Data entries for graphics
--- begin ---
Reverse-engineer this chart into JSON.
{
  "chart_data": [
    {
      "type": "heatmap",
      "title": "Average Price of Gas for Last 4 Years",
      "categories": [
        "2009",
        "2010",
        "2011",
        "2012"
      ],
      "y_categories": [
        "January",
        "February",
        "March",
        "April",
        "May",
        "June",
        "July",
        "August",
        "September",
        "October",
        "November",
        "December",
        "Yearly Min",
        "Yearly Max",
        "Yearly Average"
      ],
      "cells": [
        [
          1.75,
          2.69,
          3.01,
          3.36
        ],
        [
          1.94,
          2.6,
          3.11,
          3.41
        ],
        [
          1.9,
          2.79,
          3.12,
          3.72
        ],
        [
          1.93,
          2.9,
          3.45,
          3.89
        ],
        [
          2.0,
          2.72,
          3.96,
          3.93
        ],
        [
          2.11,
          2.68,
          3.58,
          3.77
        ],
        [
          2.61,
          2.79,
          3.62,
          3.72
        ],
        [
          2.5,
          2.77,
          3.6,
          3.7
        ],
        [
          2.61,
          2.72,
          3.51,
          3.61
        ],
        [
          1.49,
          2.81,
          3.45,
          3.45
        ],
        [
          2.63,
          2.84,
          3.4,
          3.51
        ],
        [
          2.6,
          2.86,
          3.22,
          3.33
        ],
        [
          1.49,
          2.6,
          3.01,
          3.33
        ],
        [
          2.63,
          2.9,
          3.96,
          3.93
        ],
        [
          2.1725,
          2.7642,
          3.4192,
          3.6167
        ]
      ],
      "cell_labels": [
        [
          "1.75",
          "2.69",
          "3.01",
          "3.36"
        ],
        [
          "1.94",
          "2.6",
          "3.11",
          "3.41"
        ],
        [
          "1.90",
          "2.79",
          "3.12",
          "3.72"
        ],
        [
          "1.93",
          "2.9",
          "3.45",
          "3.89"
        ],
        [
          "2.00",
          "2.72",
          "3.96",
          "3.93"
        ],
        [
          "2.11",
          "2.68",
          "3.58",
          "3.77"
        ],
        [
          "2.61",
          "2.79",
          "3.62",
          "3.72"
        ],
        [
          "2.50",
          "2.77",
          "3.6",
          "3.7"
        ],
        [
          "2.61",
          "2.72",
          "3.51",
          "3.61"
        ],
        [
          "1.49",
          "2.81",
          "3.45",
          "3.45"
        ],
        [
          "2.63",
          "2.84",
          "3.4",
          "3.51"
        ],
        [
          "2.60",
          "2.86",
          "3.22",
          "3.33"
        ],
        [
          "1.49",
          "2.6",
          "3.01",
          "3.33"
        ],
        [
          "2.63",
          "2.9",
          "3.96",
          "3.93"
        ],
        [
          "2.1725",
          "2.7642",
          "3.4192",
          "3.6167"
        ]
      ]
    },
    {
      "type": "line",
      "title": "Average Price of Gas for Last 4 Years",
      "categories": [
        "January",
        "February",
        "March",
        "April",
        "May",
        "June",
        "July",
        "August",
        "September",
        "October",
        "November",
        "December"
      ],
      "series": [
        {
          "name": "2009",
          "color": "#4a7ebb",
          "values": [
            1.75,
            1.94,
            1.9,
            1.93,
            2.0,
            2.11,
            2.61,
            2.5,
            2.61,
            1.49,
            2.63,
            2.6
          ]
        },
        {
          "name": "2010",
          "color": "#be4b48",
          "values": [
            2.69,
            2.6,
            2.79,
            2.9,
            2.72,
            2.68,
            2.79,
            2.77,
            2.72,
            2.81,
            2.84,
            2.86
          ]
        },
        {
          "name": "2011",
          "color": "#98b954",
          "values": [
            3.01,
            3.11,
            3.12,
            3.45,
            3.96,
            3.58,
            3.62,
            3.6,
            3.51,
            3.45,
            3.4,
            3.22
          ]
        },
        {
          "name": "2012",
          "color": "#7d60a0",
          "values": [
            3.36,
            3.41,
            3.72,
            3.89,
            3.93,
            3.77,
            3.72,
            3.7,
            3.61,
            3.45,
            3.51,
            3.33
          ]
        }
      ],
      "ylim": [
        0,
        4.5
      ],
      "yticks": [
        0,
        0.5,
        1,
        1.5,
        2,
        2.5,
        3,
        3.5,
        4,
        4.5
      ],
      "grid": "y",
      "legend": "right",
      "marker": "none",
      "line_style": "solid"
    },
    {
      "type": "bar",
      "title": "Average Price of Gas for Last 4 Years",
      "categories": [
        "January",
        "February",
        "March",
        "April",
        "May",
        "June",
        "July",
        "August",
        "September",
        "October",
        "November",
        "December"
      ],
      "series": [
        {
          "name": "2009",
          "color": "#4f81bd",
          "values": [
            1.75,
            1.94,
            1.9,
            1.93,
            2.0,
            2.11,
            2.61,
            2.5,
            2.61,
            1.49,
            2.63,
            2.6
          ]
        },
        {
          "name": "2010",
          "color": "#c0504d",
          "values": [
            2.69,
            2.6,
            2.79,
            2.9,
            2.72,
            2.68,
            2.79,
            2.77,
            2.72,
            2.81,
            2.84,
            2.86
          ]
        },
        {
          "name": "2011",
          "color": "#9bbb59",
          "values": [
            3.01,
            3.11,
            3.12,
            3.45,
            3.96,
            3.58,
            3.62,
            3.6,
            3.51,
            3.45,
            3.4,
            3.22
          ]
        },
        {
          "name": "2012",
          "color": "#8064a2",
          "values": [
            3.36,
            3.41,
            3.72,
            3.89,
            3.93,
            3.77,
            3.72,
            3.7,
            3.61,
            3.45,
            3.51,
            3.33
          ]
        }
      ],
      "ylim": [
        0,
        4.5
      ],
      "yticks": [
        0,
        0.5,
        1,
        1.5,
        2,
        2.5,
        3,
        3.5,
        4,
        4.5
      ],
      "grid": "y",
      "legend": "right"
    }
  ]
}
--- end ---
Your objective
Every line above should be retyped exactly as given.

Response below
Reverse-engineer this chart into JSON.
{
  "chart_data": [
    {
      "type": "heatmap",
      "title": "Average Price of Gas for Last 4 Years",
      "categories": [
        "2009",
        "2010",
        "2011",
        "2012"
      ],
      "y_categories": [
        "January",
        "February",
        "March",
        "April",
        "May",
        "June",
        "July",
        "August",
        "September",
        "October",
        "November",
        "December",
        "Yearly Min",
        "Yearly Max",
        "Yearly Average"
      ],
      "cells": [
        [
          1.75,
          2.69,
          3.01,
          3.36
        ],
        [
          1.94,
          2.6,
          3.11,
          3.41
        ],
        [
          1.9,
          2.79,
          3.12,
          3.72
        ],
        [
          1.93,
          2.9,
          3.45,
          3.89
        ],
        [
          2.0,
          2.72,
          3.96,
          3.93
        ],
        [
          2.11,
          2.68,
          3.58,
          3.77
        ],
        [
          2.61,
          2.79,
          3.62,
          3.72
        ],
        [
          2.5,
          2.77,
          3.6,
          3.7
        ],
        [
          2.61,
          2.72,
          3.51,
          3.61
        ],
        [
          1.49,
          2.81,
          3.45,
          3.45
        ],
        [
          2.63,
          2.84,
          3.4,
          3.51
        ],
        [
          2.6,
          2.86,
          3.22,
          3.33
        ],
        [
          1.49,
          2.6,
          3.01,
          3.33
        ],
        [
          2.63,
          2.9,
          3.96,
          3.93
        ],
        [
          2.1725,
          2.7642,
          3.4192,
          3.6167
        ]
      ],
      "cell_labels": [
        [
          "1.75",
          "2.69",
          "3.01",
          "3.36"
        ],
        [
          "1.94",
          "2.6",
          "3.11",
          "3.41"
        ],
        [
          "1.90",
          "2.79",
          "3.12",
          "3.72"
        ],
        [
          "1.93",
          "2.9",
          "3.45",
          "3.89"
        ],
        [
          "2.00",
          "2.72",
          "3.96",
          "3.93"
        ],
        [
          "2.11",
          "2.68",
          "3.58",
          "3.77"
        ],
        [
          "2.61",
          "2.79",
          "3.62",
          "3.72"
        ],
        [
          "2.50",
          "2.77",
          "3.6",
          "3.7"
        ],
        [
          "2.61",
          "2.72",
          "3.51",
          "3.61"
        ],
        [
          "1.49",
          "2.81",
          "3.45",
          "3.45"
        ],
        [
          "2.63",
          "2.84",
          "3.4",
          "3.51"
        ],
        [
          "2.60",
          "2.86",
          "3.22",
          "3.33"
        ],
        [
          "1.49",
          "2.6",
          "3.01",
          "3.33"
        ],
        [
          "2.63",
          "2.9",
          "3.96",
          "3.93"
        ],
        [
          "2.1725",
          "2.7642",
          "3.4192",
          "3.6167"
        ]
      ]
    },
    {
      "type": "line",
      "title": "Average Price of Gas for Last 4 Years",
      "categories": [
        "January",
        "February",
        "March",
        "April",
        "May",
        "June",
        "July",
        "August",
        "September",
        "October",
        "November",
        "December"
      ],
      "series": [
        {
          "name": "2009",
          "color": "#4a7ebb",
          "values": [
            1.75,
            1.94,
            1.9,
            1.93,
            2.0,
            2.11,
            2.61,
            2.5,
            2.61,
            1.49,
            2.63,
            2.6
          ]
        },
        {
          "name": "2010",
          "color": "#be4b48",
          "values": [
            2.69,
            2.6,
            2.79,
            2.9,
            2.72,
            2.68,
            2.79,
            2.77,
            2.72,
            2.81,
            2.84,
            2.86
          ]
        },
        {
          "name": "2011",
          "color": "#98b954",
          "values": [
            3.01,
            3.11,
            3.12,
            3.45,
            3.96,
            3.58,
            3.62,
            3.6,
            3.51,
            3.45,
            3.4,
            3.22
          ]
        },
        {
          "name": "2012",
          "color": "#7d60a0",
          "values": [
            3.36,
            3.41,
            3.72,
            3.89,
            3.93,
            3.77,
            3.72,
            3.7,
            3.61,
            3.45,
            3.51,
            3.33
          ]
        }
      ],
      "ylim": [
        0,
        4.5
      ],
      "yticks": [
        0,
        0.5,
        1,
        1.5,
        2,
        2.5,
        3,
        3.5,
        4,
        4.5
      ],
      "grid": "y",
      "legend": "right",
      "marker": "none",
      "line_style": "solid"
    },
    {
      "type": "bar",
      "title": "Average Price of Gas for Last 4 Years",
      "categories": [
        "January",
        "February",
        "March",
        "April",
        "May",
        "June",
        "July",
        "August",
        "September",
        "October",
        "November",
        "December"
      ],
      "series": [
        {
          "name": "2009",
          "color": "#4f81bd",
          "values": [
            1.75,
            1.94,
            1.9,
            1.93,
            2.0,
            2.11,
            2.61,
            2.5,
            2.61,
            1.49,
            2.63,
            2.6
          ]
        },
        {
          "name": "2010",
          "color": "#c0504d",
          "values": [
            2.69,
            2.6,
            2.79,
            2.9,
            2.72,
            2.68,
            2.79,
            2.77,
            2.72,
            2.81,
            2.84,
            2.86
          ]
        },
        {
          "name": "2011",
          "color": "#9bbb59",
          "values": [
            3.01,
            3.11,
            3.12,
            3.45,
            3.96,
            3.58,
            3.62,
            3.6,
            3.51,
            3.45,
            3.4,
            3.22
          ]
        },
        {
          "name": "2012",
          "color": "#8064a2",
          "values": [
            3.36,
            3.41,
            3.72,
            3.89,
            3.93,
            3.77,
            3.72,
            3.7,
            3.61,
            3.45,
            3.51,
            3.33
          ]
        }
      ],
      "ylim": [
        0,
        4.5
      ],
      "yticks": [
        0,
        0.5,
        1,
        1.5,
        2,
        2.5,
        3,
        3.5,
        4,
        4.5
      ],
      "grid": "y",
      "legend": "right"
    }
  ]
}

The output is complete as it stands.